[Records to process start]

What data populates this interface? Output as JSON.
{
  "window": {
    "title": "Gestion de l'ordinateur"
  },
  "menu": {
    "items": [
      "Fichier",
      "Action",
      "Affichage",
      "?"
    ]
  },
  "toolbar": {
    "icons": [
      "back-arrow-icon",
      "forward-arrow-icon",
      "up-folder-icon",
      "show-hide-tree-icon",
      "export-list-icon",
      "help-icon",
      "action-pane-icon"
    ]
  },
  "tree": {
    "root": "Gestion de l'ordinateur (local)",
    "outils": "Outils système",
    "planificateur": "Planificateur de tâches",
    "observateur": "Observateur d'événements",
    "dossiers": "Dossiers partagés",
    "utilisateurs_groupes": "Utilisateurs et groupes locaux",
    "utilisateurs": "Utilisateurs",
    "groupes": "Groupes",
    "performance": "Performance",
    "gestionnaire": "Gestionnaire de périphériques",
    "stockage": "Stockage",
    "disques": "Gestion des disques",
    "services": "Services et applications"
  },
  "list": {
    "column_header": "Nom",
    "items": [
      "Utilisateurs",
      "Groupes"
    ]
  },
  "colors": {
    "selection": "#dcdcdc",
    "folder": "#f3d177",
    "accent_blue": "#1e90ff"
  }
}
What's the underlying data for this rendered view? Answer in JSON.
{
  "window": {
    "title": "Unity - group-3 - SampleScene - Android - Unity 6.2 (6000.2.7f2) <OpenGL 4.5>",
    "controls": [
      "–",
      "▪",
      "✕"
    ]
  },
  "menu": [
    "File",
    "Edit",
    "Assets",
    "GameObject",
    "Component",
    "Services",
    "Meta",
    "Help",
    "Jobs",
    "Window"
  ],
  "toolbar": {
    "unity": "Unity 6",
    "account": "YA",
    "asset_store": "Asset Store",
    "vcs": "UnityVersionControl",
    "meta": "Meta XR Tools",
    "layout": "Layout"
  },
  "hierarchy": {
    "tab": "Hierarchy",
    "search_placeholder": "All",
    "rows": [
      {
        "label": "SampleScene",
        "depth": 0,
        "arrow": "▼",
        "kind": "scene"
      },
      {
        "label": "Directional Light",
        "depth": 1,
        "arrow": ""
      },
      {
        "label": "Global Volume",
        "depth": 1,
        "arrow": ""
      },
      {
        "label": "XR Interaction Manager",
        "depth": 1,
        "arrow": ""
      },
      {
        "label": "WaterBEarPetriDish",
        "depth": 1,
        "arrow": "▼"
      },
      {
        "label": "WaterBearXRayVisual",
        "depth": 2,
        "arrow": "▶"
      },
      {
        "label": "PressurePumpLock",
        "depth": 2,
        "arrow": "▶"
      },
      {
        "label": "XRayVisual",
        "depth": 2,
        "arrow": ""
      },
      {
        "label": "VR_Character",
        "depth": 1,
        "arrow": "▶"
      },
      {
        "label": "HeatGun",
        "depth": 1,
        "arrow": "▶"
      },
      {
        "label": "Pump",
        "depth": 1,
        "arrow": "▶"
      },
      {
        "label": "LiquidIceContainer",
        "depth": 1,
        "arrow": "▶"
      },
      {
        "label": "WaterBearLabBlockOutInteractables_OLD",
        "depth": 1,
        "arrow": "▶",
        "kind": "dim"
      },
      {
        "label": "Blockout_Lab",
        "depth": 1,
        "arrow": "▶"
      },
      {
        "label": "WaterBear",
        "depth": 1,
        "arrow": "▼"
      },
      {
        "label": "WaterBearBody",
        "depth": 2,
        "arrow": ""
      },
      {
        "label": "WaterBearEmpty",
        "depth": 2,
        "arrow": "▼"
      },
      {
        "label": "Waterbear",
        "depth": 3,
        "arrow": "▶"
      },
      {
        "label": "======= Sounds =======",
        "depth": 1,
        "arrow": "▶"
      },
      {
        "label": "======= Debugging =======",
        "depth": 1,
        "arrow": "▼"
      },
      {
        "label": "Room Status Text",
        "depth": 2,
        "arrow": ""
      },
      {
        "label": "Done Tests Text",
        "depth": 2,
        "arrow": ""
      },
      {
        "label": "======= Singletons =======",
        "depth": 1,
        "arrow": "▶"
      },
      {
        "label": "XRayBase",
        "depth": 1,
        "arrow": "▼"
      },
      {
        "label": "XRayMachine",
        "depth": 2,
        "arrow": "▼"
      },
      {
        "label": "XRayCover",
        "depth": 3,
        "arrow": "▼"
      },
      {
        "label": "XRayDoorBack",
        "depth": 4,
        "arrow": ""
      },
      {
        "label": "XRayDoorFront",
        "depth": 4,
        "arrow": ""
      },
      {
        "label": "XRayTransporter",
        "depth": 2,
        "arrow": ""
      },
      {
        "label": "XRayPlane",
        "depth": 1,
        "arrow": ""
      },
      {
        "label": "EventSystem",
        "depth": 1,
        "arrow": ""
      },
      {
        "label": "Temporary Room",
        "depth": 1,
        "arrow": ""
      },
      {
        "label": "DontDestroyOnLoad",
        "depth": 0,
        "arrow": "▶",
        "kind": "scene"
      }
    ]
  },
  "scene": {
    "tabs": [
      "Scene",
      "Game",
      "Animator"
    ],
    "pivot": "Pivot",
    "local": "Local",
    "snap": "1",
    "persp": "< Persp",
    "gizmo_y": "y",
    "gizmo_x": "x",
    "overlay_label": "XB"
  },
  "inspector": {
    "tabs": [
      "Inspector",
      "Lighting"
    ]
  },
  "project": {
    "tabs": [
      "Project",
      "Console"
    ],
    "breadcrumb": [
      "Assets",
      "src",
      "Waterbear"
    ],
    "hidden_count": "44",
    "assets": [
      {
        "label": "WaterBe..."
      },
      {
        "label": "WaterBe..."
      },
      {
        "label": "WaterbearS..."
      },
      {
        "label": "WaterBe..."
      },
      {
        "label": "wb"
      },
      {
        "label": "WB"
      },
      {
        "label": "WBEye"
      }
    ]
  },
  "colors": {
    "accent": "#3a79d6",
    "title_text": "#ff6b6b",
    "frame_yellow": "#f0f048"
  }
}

[Records to process end]

**What to produce**. Each entry is to be returned in full, character for character.

**Answer**.
What data populates this interface? Output as JSON.
{
  "window": {
    "title": "Gestion de l'ordinateur"
  },
  "menu": {
    "items": [
      "Fichier",
      "Action",
      "Affichage",
      "?"
    ]
  },
  "toolbar": {
    "icons": [
      "back-arrow-icon",
      "forward-arrow-icon",
      "up-folder-icon",
      "show-hide-tree-icon",
      "export-list-icon",
      "help-icon",
      "action-pane-icon"
    ]
  },
  "tree": {
    "root": "Gestion de l'ordinateur (local)",
    "outils": "Outils système",
    "planificateur": "Planificateur de tâches",
    "observateur": "Observateur d'événements",
    "dossiers": "Dossiers partagés",
    "utilisateurs_groupes": "Utilisateurs et groupes locaux",
    "utilisateurs": "Utilisateurs",
    "groupes": "Groupes",
    "performance": "Performance",
    "gestionnaire": "Gestionnaire de périphériques",
    "stockage": "Stockage",
    "disques": "Gestion des disques",
    "services": "Services et applications"
  },
  "list": {
    "column_header": "Nom",
    "items": [
      "Utilisateurs",
      "Groupes"
    ]
  },
  "colors": {
    "selection": "#dcdcdc",
    "folder": "#f3d177",
    "accent_blue": "#1e90ff"
  }
}
What's the underlying data for this rendered view? Answer in JSON.
{
  "window": {
    "title": "Unity - group-3 - SampleScene - Android - Unity 6.2 (6000.2.7f2) <OpenGL 4.5>",
    "controls": [
      "–",
      "▪",
      "✕"
    ]
  },
  "menu": [
    "File",
    "Edit",
    "Assets",
    "GameObject",
    "Component",
    "Services",
    "Meta",
    "Help",
    "Jobs",
    "Window"
  ],
  "toolbar": {
    "unity": "Unity 6",
    "account": "YA",
    "asset_store": "Asset Store",
    "vcs": "UnityVersionControl",
    "meta": "Meta XR Tools",
    "layout": "Layout"
  },
  "hierarchy": {
    "tab": "Hierarchy",
    "search_placeholder": "All",
    "rows": [
      {
        "label": "SampleScene",
        "depth": 0,
        "arrow": "▼",
        "kind": "scene"
      },
      {
        "label": "Directional Light",
        "depth": 1,
        "arrow": ""
      },
      {
        "label": "Global Volume",
        "depth": 1,
        "arrow": ""
      },
      {
        "label": "XR Interaction Manager",
        "depth": 1,
        "arrow": ""
      },
      {
        "label": "WaterBEarPetriDish",
        "depth": 1,
        "arrow": "▼"
      },
      {
        "label": "WaterBearXRayVisual",
        "depth": 2,
        "arrow": "▶"
      },
      {
        "label": "PressurePumpLock",
        "depth": 2,
        "arrow": "▶"
      },
      {
        "label": "XRayVisual",
        "depth": 2,
        "arrow": ""
      },
      {
        "label": "VR_Character",
        "depth": 1,
        "arrow": "▶"
      },
      {
        "label": "HeatGun",
        "depth": 1,
        "arrow": "▶"
      },
      {
        "label": "Pump",
        "depth": 1,
        "arrow": "▶"
      },
      {
        "label": "LiquidIceContainer",
        "depth": 1,
        "arrow": "▶"
      },
      {
        "label": "WaterBearLabBlockOutInteractables_OLD",
        "depth": 1,
        "arrow": "▶",
        "kind": "dim"
      },
      {
        "label": "Blockout_Lab",
        "depth": 1,
        "arrow": "▶"
      },
      {
        "label": "WaterBear",
        "depth": 1,
        "arrow": "▼"
      },
      {
        "label": "WaterBearBody",
        "depth": 2,
        "arrow": ""
      },
      {
        "label": "WaterBearEmpty",
        "depth": 2,
        "arrow": "▼"
      },
      {
        "label": "Waterbear",
        "depth": 3,
        "arrow": "▶"
      },
      {
        "label": "======= Sounds =======",
        "depth": 1,
        "arrow": "▶"
      },
      {
        "label": "======= Debugging =======",
        "depth": 1,
        "arrow": "▼"
      },
      {
        "label": "Room Status Text",
        "depth": 2,
        "arrow": ""
      },
      {
        "label": "Done Tests Text",
        "depth": 2,
        "arrow": ""
      },
      {
        "label": "======= Singletons =======",
        "depth": 1,
        "arrow": "▶"
      },
      {
        "label": "XRayBase",
        "depth": 1,
        "arrow": "▼"
      },
      {
        "label": "XRayMachine",
        "depth": 2,
        "arrow": "▼"
      },
      {
        "label": "XRayCover",
        "depth": 3,
        "arrow": "▼"
      },
      {
        "label": "XRayDoorBack",
        "depth": 4,
        "arrow": ""
      },
      {
        "label": "XRayDoorFront",
        "depth": 4,
        "arrow": ""
      },
      {
        "label": "XRayTransporter",
        "depth": 2,
        "arrow": ""
      },
      {
        "label": "XRayPlane",
        "depth": 1,
        "arrow": ""
      },
      {
        "label": "EventSystem",
        "depth": 1,
        "arrow": ""
      },
      {
        "label": "Temporary Room",
        "depth": 1,
        "arrow": ""
      },
      {
        "label": "DontDestroyOnLoad",
        "depth": 0,
        "arrow": "▶",
        "kind": "scene"
      }
    ]
  },
  "scene": {
    "tabs": [
      "Scene",
      "Game",
      "Animator"
    ],
    "pivot": "Pivot",
    "local": "Local",
    "snap": "1",
    "persp": "< Persp",
    "gizmo_y": "y",
    "gizmo_x": "x",
    "overlay_label": "XB"
  },
  "inspector": {
    "tabs": [
      "Inspector",
      "Lighting"
    ]
  },
  "project": {
    "tabs": [
      "Project",
      "Console"
    ],
    "breadcrumb": [
      "Assets",
      "src",
      "Waterbear"
    ],
    "hidden_count": "44",
    "assets": [
      {
        "label": "WaterBe..."
      },
      {
        "label": "WaterBe..."
      },
      {
        "label": "WaterbearS..."
      },
      {
        "label": "WaterBe..."
      },
      {
        "label": "wb"
      },
      {
        "label": "WB"
      },
      {
        "label": "WBEye"
      }
    ]
  },
  "colors": {
    "accent": "#3a79d6",
    "title_text": "#ff6b6b",
    "frame_yellow": "#f0f048"
  }
}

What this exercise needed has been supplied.